_Exercise requirements_:
Copy every item below, replacing "Sea ice concentration" with "Sea ice cover" and leaving everything else unchanged.

_Records for this task_:
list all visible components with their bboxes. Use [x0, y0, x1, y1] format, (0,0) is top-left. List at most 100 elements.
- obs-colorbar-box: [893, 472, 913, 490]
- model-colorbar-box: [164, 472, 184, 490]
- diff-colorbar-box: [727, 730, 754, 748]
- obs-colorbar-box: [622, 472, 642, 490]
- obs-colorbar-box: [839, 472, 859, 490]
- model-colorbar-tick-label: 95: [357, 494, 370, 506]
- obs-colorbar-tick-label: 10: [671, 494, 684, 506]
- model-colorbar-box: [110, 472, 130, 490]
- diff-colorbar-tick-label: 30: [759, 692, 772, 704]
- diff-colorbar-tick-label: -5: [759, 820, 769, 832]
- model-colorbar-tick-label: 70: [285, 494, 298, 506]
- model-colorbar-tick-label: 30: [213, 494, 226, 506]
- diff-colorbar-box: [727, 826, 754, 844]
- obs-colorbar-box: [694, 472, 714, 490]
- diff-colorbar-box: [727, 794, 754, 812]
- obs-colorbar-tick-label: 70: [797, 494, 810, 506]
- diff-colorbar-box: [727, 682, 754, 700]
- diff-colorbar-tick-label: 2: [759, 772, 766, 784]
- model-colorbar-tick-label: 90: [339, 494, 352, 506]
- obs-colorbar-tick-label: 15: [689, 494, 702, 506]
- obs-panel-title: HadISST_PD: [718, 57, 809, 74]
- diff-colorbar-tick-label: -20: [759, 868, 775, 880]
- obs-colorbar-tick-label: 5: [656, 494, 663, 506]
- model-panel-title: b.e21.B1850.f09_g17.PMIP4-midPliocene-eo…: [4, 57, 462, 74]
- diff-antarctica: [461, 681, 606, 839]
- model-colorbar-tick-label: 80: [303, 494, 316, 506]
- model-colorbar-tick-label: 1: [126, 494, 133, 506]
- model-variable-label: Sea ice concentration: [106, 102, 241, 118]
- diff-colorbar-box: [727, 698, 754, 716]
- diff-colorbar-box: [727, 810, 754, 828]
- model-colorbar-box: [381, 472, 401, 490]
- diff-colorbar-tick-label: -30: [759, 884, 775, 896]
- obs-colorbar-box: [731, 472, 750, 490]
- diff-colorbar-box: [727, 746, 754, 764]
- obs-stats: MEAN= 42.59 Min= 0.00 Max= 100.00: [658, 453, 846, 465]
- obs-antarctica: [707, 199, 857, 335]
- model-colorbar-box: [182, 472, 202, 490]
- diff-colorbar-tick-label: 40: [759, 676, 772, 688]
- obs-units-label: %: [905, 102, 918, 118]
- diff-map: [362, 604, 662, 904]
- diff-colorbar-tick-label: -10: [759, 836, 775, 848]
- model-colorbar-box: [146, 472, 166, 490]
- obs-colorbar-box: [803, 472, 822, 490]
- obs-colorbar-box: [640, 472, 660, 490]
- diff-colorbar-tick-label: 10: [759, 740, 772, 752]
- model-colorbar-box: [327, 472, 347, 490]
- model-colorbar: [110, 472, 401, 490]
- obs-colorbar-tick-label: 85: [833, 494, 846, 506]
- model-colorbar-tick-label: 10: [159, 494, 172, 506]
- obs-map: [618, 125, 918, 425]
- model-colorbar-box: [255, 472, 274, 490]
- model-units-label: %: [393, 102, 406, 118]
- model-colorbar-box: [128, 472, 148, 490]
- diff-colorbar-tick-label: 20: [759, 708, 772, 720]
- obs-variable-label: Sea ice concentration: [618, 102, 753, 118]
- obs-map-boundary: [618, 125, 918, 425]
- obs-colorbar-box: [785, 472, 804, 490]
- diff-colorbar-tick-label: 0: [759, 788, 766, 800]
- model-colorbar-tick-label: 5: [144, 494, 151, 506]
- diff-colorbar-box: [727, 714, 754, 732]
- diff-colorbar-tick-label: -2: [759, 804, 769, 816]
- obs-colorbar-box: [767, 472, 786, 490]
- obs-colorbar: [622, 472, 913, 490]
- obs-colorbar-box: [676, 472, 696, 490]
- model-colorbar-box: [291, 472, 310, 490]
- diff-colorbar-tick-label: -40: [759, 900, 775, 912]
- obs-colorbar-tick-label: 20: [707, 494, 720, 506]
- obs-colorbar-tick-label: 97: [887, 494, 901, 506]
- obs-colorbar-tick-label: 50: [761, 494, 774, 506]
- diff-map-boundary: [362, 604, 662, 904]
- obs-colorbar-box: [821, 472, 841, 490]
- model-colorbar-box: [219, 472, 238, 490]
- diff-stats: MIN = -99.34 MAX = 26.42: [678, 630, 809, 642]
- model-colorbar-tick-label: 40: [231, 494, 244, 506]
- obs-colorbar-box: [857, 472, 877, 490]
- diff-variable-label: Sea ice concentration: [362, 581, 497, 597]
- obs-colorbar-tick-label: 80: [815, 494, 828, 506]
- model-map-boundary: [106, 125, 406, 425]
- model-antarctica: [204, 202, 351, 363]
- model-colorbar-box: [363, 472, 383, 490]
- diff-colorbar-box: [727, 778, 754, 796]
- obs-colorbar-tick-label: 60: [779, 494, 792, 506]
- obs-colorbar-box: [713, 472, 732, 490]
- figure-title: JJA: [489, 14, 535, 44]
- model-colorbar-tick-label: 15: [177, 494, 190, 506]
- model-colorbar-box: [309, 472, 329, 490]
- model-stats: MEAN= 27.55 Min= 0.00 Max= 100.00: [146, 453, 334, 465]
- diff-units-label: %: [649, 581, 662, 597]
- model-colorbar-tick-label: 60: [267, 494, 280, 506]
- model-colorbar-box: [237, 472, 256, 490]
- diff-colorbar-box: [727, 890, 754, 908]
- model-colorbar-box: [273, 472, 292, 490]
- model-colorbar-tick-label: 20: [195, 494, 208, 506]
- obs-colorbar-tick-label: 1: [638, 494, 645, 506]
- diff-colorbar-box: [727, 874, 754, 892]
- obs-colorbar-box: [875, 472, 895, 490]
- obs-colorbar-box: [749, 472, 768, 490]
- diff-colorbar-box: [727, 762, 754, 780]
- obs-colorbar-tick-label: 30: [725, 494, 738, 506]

_Final answer_:
list all visible components with their bboxes. Use [x0, y0, x1, y1] format, (0,0) is top-left. List at most 100 elements.
- obs-colorbar-box: [893, 472, 913, 490]
- model-colorbar-box: [164, 472, 184, 490]
- diff-colorbar-box: [727, 730, 754, 748]
- obs-colorbar-box: [622, 472, 642, 490]
- obs-colorbar-box: [839, 472, 859, 490]
- model-colorbar-tick-label: 95: [357, 494, 370, 506]
- obs-colorbar-tick-label: 10: [671, 494, 684, 506]
- model-colorbar-box: [110, 472, 130, 490]
- diff-colorbar-tick-label: 30: [759, 692, 772, 704]
- diff-colorbar-tick-label: -5: [759, 820, 769, 832]
- model-colorbar-tick-label: 70: [285, 494, 298, 506]
- model-colorbar-tick-label: 30: [213, 494, 226, 506]
- diff-colorbar-box: [727, 826, 754, 844]
- obs-colorbar-box: [694, 472, 714, 490]
- diff-colorbar-box: [727, 794, 754, 812]
- obs-colorbar-tick-label: 70: [797, 494, 810, 506]
- diff-colorbar-box: [727, 682, 754, 700]
- diff-colorbar-tick-label: 2: [759, 772, 766, 784]
- model-colorbar-tick-label: 90: [339, 494, 352, 506]
- obs-colorbar-tick-label: 15: [689, 494, 702, 506]
- obs-panel-title: HadISST_PD: [718, 57, 809, 74]
- diff-colorbar-tick-label: -20: [759, 868, 775, 880]
- obs-colorbar-tick-label: 5: [656, 494, 663, 506]
- model-panel-title: b.e21.B1850.f09_g17.PMIP4-midPliocene-eo…: [4, 57, 462, 74]
- diff-antarctica: [461, 681, 606, 839]
- model-colorbar-tick-label: 80: [303, 494, 316, 506]
- model-colorbar-tick-label: 1: [126, 494, 133, 506]
- model-variable-label: Sea ice cover: [106, 102, 241, 118]
- diff-colorbar-box: [727, 698, 754, 716]
- diff-colorbar-box: [727, 810, 754, 828]
- model-colorbar-box: [381, 472, 401, 490]
- diff-colorbar-tick-label: -30: [759, 884, 775, 896]
- obs-colorbar-box: [731, 472, 750, 490]
- diff-colorbar-box: [727, 746, 754, 764]
- obs-stats: MEAN= 42.59 Min= 0.00 Max= 100.00: [658, 453, 846, 465]
- obs-antarctica: [707, 199, 857, 335]
- model-colorbar-box: [182, 472, 202, 490]
- diff-colorbar-tick-label: 40: [759, 676, 772, 688]
- obs-units-label: %: [905, 102, 918, 118]
- diff-map: [362, 604, 662, 904]
- diff-colorbar-tick-label: -10: [759, 836, 775, 848]
- model-colorbar-box: [146, 472, 166, 490]
- obs-colorbar-box: [803, 472, 822, 490]
- obs-colorbar-box: [640, 472, 660, 490]
- diff-colorbar-tick-label: 10: [759, 740, 772, 752]
- model-colorbar-box: [327, 472, 347, 490]
- model-colorbar: [110, 472, 401, 490]
- obs-colorbar-tick-label: 85: [833, 494, 846, 506]
- model-colorbar-tick-label: 10: [159, 494, 172, 506]
- obs-map: [618, 125, 918, 425]
- model-colorbar-box: [255, 472, 274, 490]
- model-units-label: %: [393, 102, 406, 118]
- model-colorbar-box: [128, 472, 148, 490]
- diff-colorbar-tick-label: 20: [759, 708, 772, 720]
- obs-variable-label: Sea ice cover: [618, 102, 753, 118]
- obs-map-boundary: [618, 125, 918, 425]
- obs-colorbar-box: [785, 472, 804, 490]
- diff-colorbar-tick-label: 0: [759, 788, 766, 800]
- model-colorbar-tick-label: 5: [144, 494, 151, 506]
- diff-colorbar-box: [727, 714, 754, 732]
- diff-colorbar-tick-label: -2: [759, 804, 769, 816]
- obs-colorbar-box: [767, 472, 786, 490]
- obs-colorbar: [622, 472, 913, 490]
- obs-colorbar-box: [676, 472, 696, 490]
- model-colorbar-box: [291, 472, 310, 490]
- diff-colorbar-tick-label: -40: [759, 900, 775, 912]
- obs-colorbar-tick-label: 20: [707, 494, 720, 506]
- obs-colorbar-tick-label: 97: [887, 494, 901, 506]
- obs-colorbar-tick-label: 50: [761, 494, 774, 506]
- diff-map-boundary: [362, 604, 662, 904]
- obs-colorbar-box: [821, 472, 841, 490]
- model-colorbar-box: [219, 472, 238, 490]
- diff-stats: MIN = -99.34 MAX = 26.42: [678, 630, 809, 642]
- model-colorbar-tick-label: 40: [231, 494, 244, 506]
- obs-colorbar-box: [857, 472, 877, 490]
- diff-variable-label: Sea ice cover: [362, 581, 497, 597]
- obs-colorbar-tick-label: 80: [815, 494, 828, 506]
- model-map-boundary: [106, 125, 406, 425]
- model-antarctica: [204, 202, 351, 363]
- model-colorbar-box: [363, 472, 383, 490]
- diff-colorbar-box: [727, 778, 754, 796]
- obs-colorbar-tick-label: 60: [779, 494, 792, 506]
- obs-colorbar-box: [713, 472, 732, 490]
- figure-title: JJA: [489, 14, 535, 44]
- model-colorbar-tick-label: 15: [177, 494, 190, 506]
- model-colorbar-box: [309, 472, 329, 490]
- model-stats: MEAN= 27.55 Min= 0.00 Max= 100.00: [146, 453, 334, 465]
- diff-units-label: %: [649, 581, 662, 597]
- model-colorbar-tick-label: 60: [267, 494, 280, 506]
- model-colorbar-box: [237, 472, 256, 490]
- diff-colorbar-box: [727, 890, 754, 908]
- model-colorbar-box: [273, 472, 292, 490]
- model-colorbar-tick-label: 20: [195, 494, 208, 506]
- obs-colorbar-tick-label: 1: [638, 494, 645, 506]
- diff-colorbar-box: [727, 874, 754, 892]
- obs-colorbar-box: [875, 472, 895, 490]
- obs-colorbar-box: [749, 472, 768, 490]
- diff-colorbar-box: [727, 762, 754, 780]
- obs-colorbar-tick-label: 30: [725, 494, 738, 506]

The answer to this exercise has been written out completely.